START MATERIAL SHOWN

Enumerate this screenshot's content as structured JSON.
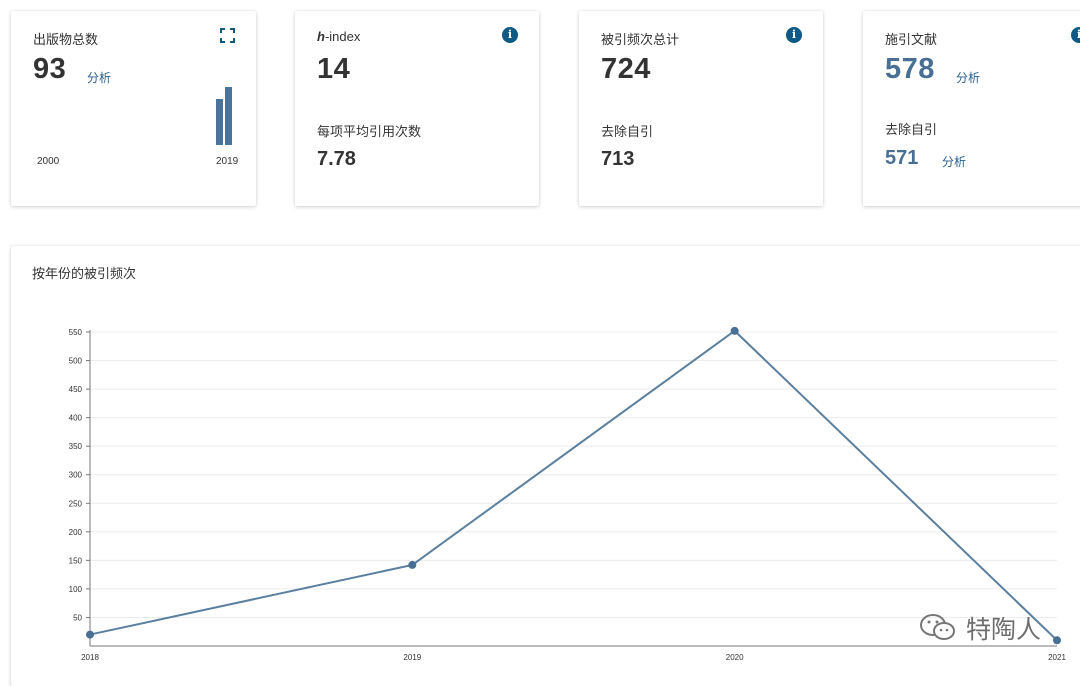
{
  "cards": {
    "publications": {
      "title": "出版物总数",
      "value": "93",
      "link": "分析",
      "icon": "expand-icon",
      "year_start": "2000",
      "year_end": "2019"
    },
    "hindex": {
      "title_prefix": "h",
      "title_suffix": "-index",
      "value": "14",
      "sub_label": "每项平均引用次数",
      "sub_value": "7.78",
      "icon": "info-icon"
    },
    "citations": {
      "title": "被引频次总计",
      "value": "724",
      "sub_label": "去除自引",
      "sub_value": "713",
      "icon": "info-icon"
    },
    "citing": {
      "title": "施引文献",
      "value": "578",
      "link": "分析",
      "sub_label": "去除自引",
      "sub_value": "571",
      "sub_link": "分析",
      "icon": "info-icon"
    }
  },
  "chart": {
    "title": "按年份的被引频次"
  },
  "chart_data": {
    "type": "line",
    "title": "按年份的被引频次",
    "x": [
      "2018",
      "2019",
      "2020",
      "2021"
    ],
    "series": [
      {
        "values": [
          20,
          142,
          552,
          10
        ]
      }
    ],
    "yticks": [
      50,
      100,
      150,
      200,
      250,
      300,
      350,
      400,
      450,
      500,
      550
    ],
    "ylim": [
      0,
      550
    ],
    "grid": true,
    "line_color": "#5b7f9f"
  },
  "watermark": {
    "text": "特陶人",
    "icon": "wechat-icon"
  }
}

END MATERIAL SHOWN

• GIVEN EXERCISE: Omit every picture, then reproduce the rest of the listing exactly.

• RESULT OF THIS EXERCISE:
Enumerate this screenshot's content as structured JSON.
{
  "cards": {
    "publications": {
      "title": "出版物总数",
      "value": "93",
      "link": "分析",
      "icon": "expand-icon",
      "year_start": "2000",
      "year_end": "2019"
    },
    "hindex": {
      "title_prefix": "h",
      "title_suffix": "-index",
      "value": "14",
      "sub_label": "每项平均引用次数",
      "sub_value": "7.78",
      "icon": "info-icon"
    },
    "citations": {
      "title": "被引频次总计",
      "value": "724",
      "sub_label": "去除自引",
      "sub_value": "713",
      "icon": "info-icon"
    },
    "citing": {
      "title": "施引文献",
      "value": "578",
      "link": "分析",
      "sub_label": "去除自引",
      "sub_value": "571",
      "sub_link": "分析",
      "icon": "info-icon"
    }
  },
  "chart": {
    "title": "按年份的被引频次"
  },
  "chart_data": {
    "type": "line",
    "title": "按年份的被引频次",
    "x": [
      "2018",
      "2019",
      "2020",
      "2021"
    ],
    "series": [
      {
        "values": [
          20,
          142,
          552,
          10
        ]
      }
    ],
    "yticks": [
      50,
      100,
      150,
      200,
      250,
      300,
      350,
      400,
      450,
      500,
      550
    ],
    "ylim": [
      0,
      550
    ],
    "grid": true,
    "line_color": "#5b7f9f"
  },
  "watermark": {
    "text": "特陶人",
    "icon": "wechat-icon"
  }
}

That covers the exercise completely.